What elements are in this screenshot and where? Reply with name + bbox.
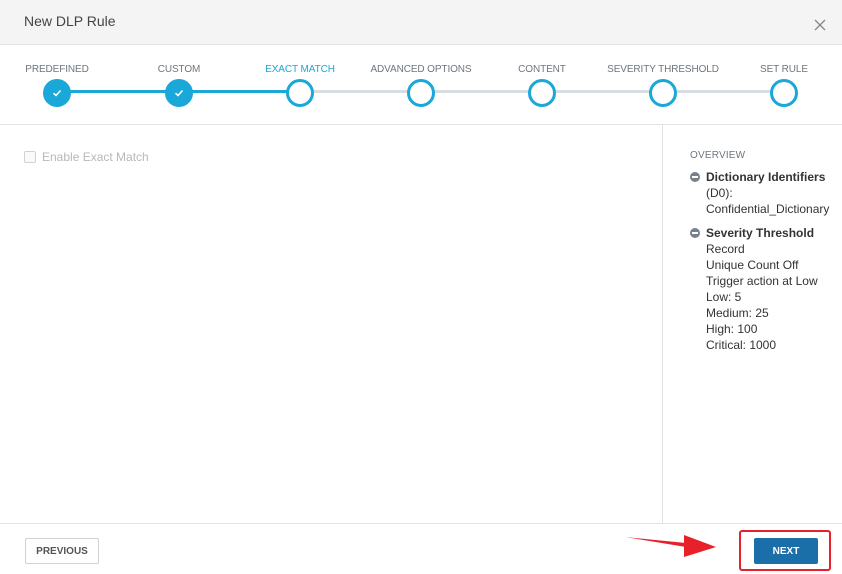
overview-line: Unique Count Off [706, 258, 799, 272]
step-circle [770, 79, 798, 107]
overview-line: Low: 5 [706, 290, 742, 304]
overview-line: Trigger action at Low [706, 274, 818, 288]
step-circle [528, 79, 556, 107]
step-circle [286, 79, 314, 107]
check-icon [165, 79, 193, 107]
overview-title: OVERVIEW [690, 150, 746, 161]
step-circle [407, 79, 435, 107]
red-arrow-icon [625, 535, 716, 557]
overview-section-dictionary: Dictionary Identifiers (D0): Confidentia… [690, 169, 840, 217]
step-label: EXACT MATCH [265, 64, 335, 75]
overview-heading: Dictionary Identifiers [706, 170, 826, 184]
overview-line: Confidential_Dictionary [706, 202, 830, 216]
new-dlp-rule-dialog: New DLP Rule PREDEFINED CUSTOM EXACT MAT… [0, 0, 842, 574]
wizard-stepper: PREDEFINED CUSTOM EXACT MATCH ADVANCED O… [0, 45, 842, 125]
overview-line: High: 100 [706, 322, 758, 336]
enable-exact-match-checkbox[interactable] [24, 151, 36, 163]
step-label: SEVERITY THRESHOLD [607, 64, 719, 75]
check-icon [43, 79, 71, 107]
overview-line: Critical: 1000 [706, 338, 777, 352]
dialog-header: New DLP Rule [0, 0, 842, 45]
next-button[interactable]: NEXT [754, 538, 818, 564]
close-icon[interactable] [814, 19, 826, 31]
overview-heading: Severity Threshold [706, 226, 815, 240]
dialog-title: New DLP Rule [24, 13, 116, 29]
collapse-icon[interactable] [690, 172, 700, 182]
previous-button[interactable]: PREVIOUS [25, 538, 99, 564]
overview-line: Record [706, 242, 745, 256]
step-label: PREDEFINED [25, 64, 89, 75]
step-label: ADVANCED OPTIONS [370, 64, 472, 75]
step-label: CONTENT [518, 64, 566, 75]
enable-exact-match-row[interactable]: Enable Exact Match [24, 150, 149, 164]
step-label: CUSTOM [157, 64, 201, 75]
step-circle [649, 79, 677, 107]
overview-panel: OVERVIEW Dictionary Identifiers (D0): Co… [690, 150, 840, 353]
enable-exact-match-label: Enable Exact Match [42, 150, 149, 164]
overview-line: Medium: 25 [706, 306, 769, 320]
step-label: SET RULE [760, 64, 808, 75]
overview-line: (D0): [706, 186, 733, 200]
main-panel: Enable Exact Match [0, 125, 663, 523]
collapse-icon[interactable] [690, 228, 700, 238]
overview-section-severity: Severity Threshold Record Unique Count O… [690, 225, 840, 353]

○ ○ ○ ○ ○

EXERCISE INSTRUCTIONS: Rewrite the rows between the lines holding "overview-line: Unique Count" and "previous-button[interactable]: PREVIOUS [25, 538, 99, 564]", inclusive, changing every "check-icon" to "tick-icon" and leaving all else unchanged.

EXERCISE OUTPUT:
overview-line: Unique Count Off [706, 258, 799, 272]
step-circle [770, 79, 798, 107]
overview-line: Low: 5 [706, 290, 742, 304]
overview-line: Trigger action at Low [706, 274, 818, 288]
step-circle [528, 79, 556, 107]
step-circle [286, 79, 314, 107]
tick-icon [165, 79, 193, 107]
overview-title: OVERVIEW [690, 150, 746, 161]
step-circle [407, 79, 435, 107]
red-arrow-icon [625, 535, 716, 557]
overview-section-dictionary: Dictionary Identifiers (D0): Confidentia… [690, 169, 840, 217]
step-label: EXACT MATCH [265, 64, 335, 75]
overview-heading: Dictionary Identifiers [706, 170, 826, 184]
overview-line: Confidential_Dictionary [706, 202, 830, 216]
new-dlp-rule-dialog: New DLP Rule PREDEFINED CUSTOM EXACT MAT… [0, 0, 842, 574]
wizard-stepper: PREDEFINED CUSTOM EXACT MATCH ADVANCED O… [0, 45, 842, 125]
overview-line: High: 100 [706, 322, 758, 336]
enable-exact-match-checkbox[interactable] [24, 151, 36, 163]
step-label: SEVERITY THRESHOLD [607, 64, 719, 75]
tick-icon [43, 79, 71, 107]
overview-line: Critical: 1000 [706, 338, 777, 352]
dialog-header: New DLP Rule [0, 0, 842, 45]
next-button[interactable]: NEXT [754, 538, 818, 564]
close-icon[interactable] [814, 19, 826, 31]
overview-heading: Severity Threshold [706, 226, 815, 240]
dialog-title: New DLP Rule [24, 13, 116, 29]
collapse-icon[interactable] [690, 172, 700, 182]
previous-button[interactable]: PREVIOUS [25, 538, 99, 564]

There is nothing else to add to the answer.